- _EXERCISE GOAL_: Check each line below for the word "Landfall" and give the number of lines that have it, nothing more.

__________________________________________________

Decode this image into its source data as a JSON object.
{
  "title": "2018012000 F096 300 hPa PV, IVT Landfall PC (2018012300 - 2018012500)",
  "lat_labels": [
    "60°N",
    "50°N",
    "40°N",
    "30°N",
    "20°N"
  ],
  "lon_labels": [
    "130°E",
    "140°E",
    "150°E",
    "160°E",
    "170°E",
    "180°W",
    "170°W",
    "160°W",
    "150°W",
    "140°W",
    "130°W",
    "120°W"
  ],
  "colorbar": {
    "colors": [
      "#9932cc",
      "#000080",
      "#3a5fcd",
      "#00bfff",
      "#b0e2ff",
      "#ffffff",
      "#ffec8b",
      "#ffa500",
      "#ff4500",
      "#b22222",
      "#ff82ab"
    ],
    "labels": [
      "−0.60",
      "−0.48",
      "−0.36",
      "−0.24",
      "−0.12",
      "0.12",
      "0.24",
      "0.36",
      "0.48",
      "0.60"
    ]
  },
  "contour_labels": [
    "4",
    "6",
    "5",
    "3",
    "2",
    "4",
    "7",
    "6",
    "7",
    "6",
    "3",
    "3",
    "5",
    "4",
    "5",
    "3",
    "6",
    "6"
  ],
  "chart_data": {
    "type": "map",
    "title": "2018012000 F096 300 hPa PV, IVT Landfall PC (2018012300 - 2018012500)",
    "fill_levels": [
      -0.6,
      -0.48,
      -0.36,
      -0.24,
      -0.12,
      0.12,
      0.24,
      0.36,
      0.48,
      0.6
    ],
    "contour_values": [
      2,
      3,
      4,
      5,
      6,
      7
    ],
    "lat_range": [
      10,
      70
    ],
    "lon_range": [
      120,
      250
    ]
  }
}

__________________________________________________

- _TASK OUTPUT_: 2